AIM>
Give every entry again, word for word and in full.

------ RECORD SET

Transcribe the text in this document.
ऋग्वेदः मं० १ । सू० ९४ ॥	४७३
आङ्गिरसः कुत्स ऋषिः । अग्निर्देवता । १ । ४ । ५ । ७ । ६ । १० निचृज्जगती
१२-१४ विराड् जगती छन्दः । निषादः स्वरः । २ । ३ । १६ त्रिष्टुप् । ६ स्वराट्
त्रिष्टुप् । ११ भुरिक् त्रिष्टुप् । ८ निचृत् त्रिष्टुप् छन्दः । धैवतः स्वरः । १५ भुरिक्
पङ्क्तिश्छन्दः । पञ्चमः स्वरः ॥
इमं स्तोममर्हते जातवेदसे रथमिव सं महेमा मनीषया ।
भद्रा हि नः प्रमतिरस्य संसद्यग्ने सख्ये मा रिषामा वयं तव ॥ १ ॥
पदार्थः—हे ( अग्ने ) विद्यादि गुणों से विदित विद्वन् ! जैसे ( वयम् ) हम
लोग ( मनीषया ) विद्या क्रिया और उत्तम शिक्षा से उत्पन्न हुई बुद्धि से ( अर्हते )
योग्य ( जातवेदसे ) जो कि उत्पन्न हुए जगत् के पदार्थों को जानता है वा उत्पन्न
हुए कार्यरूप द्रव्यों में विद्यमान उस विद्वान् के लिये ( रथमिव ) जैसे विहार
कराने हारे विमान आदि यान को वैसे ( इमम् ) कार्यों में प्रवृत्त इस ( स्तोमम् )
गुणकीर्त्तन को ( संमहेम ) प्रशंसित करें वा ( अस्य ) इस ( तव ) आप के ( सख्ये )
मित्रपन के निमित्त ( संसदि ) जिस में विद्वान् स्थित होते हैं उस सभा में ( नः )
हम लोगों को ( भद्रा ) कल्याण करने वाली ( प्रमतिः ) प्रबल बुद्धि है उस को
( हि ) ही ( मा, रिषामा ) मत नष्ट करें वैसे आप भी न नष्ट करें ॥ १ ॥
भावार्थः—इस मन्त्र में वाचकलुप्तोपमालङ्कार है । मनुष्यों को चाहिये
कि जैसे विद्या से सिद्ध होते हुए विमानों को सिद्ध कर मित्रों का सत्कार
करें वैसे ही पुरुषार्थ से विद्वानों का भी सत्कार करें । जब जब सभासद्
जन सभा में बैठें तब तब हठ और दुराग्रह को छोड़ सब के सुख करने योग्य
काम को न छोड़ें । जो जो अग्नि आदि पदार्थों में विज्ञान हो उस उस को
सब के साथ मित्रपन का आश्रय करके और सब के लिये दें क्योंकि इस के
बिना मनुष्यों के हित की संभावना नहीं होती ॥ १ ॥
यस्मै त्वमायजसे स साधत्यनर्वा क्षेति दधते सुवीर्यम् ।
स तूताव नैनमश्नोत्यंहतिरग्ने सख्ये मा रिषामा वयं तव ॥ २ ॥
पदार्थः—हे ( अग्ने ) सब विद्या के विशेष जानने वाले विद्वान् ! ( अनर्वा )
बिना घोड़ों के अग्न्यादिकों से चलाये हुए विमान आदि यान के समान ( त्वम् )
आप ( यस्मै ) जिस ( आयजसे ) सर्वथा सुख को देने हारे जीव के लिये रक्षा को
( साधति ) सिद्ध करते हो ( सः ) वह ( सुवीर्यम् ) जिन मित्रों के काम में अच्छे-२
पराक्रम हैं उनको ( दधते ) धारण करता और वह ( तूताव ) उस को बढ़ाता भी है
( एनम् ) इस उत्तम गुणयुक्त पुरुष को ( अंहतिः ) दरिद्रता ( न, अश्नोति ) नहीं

------------

REPLY TO THE EXERCISE>
Transcribe the text in this document.
ऋग्वेदः मं० १ । सू० ९४ ॥	४७३
आङ्गिरसः कुत्स ऋषिः । अग्निर्देवता । १ । ४ । ५ । ७ । ६ । १० निचृज्जगती
१२-१४ विराड् जगती छन्दः । निषादः स्वरः । २ । ३ । १६ त्रिष्टुप् । ६ स्वराट्
त्रिष्टुप् । ११ भुरिक् त्रिष्टुप् । ८ निचृत् त्रिष्टुप् छन्दः । धैवतः स्वरः । १५ भुरिक्
पङ्क्तिश्छन्दः । पञ्चमः स्वरः ॥
इमं स्तोममर्हते जातवेदसे रथमिव सं महेमा मनीषया ।
भद्रा हि नः प्रमतिरस्य संसद्यग्ने सख्ये मा रिषामा वयं तव ॥ १ ॥
पदार्थः—हे ( अग्ने ) विद्यादि गुणों से विदित विद्वन् ! जैसे ( वयम् ) हम
लोग ( मनीषया ) विद्या क्रिया और उत्तम शिक्षा से उत्पन्न हुई बुद्धि से ( अर्हते )
योग्य ( जातवेदसे ) जो कि उत्पन्न हुए जगत् के पदार्थों को जानता है वा उत्पन्न
हुए कार्यरूप द्रव्यों में विद्यमान उस विद्वान् के लिये ( रथमिव ) जैसे विहार
कराने हारे विमान आदि यान को वैसे ( इमम् ) कार्यों में प्रवृत्त इस ( स्तोमम् )
गुणकीर्त्तन को ( संमहेम ) प्रशंसित करें वा ( अस्य ) इस ( तव ) आप के ( सख्ये )
मित्रपन के निमित्त ( संसदि ) जिस में विद्वान् स्थित होते हैं उस सभा में ( नः )
हम लोगों को ( भद्रा ) कल्याण करने वाली ( प्रमतिः ) प्रबल बुद्धि है उस को
( हि ) ही ( मा, रिषामा ) मत नष्ट करें वैसे आप भी न नष्ट करें ॥ १ ॥
भावार्थः—इस मन्त्र में वाचकलुप्तोपमालङ्कार है । मनुष्यों को चाहिये
कि जैसे विद्या से सिद्ध होते हुए विमानों को सिद्ध कर मित्रों का सत्कार
करें वैसे ही पुरुषार्थ से विद्वानों का भी सत्कार करें । जब जब सभासद्
जन सभा में बैठें तब तब हठ और दुराग्रह को छोड़ सब के सुख करने योग्य
काम को न छोड़ें । जो जो अग्नि आदि पदार्थों में विज्ञान हो उस उस को
सब के साथ मित्रपन का आश्रय करके और सब के लिये दें क्योंकि इस के
बिना मनुष्यों के हित की संभावना नहीं होती ॥ १ ॥
यस्मै त्वमायजसे स साधत्यनर्वा क्षेति दधते सुवीर्यम् ।
स तूताव नैनमश्नोत्यंहतिरग्ने सख्ये मा रिषामा वयं तव ॥ २ ॥
पदार्थः—हे ( अग्ने ) सब विद्या के विशेष जानने वाले विद्वान् ! ( अनर्वा )
बिना घोड़ों के अग्न्यादिकों से चलाये हुए विमान आदि यान के समान ( त्वम् )
आप ( यस्मै ) जिस ( आयजसे ) सर्वथा सुख को देने हारे जीव के लिये रक्षा को
( साधति ) सिद्ध करते हो ( सः ) वह ( सुवीर्यम् ) जिन मित्रों के काम में अच्छे-२
पराक्रम हैं उनको ( दधते ) धारण करता और वह ( तूताव ) उस को बढ़ाता भी है
( एनम् ) इस उत्तम गुणयुक्त पुरुष को ( अंहतिः ) दरिद्रता ( न, अश्नोति ) नहीं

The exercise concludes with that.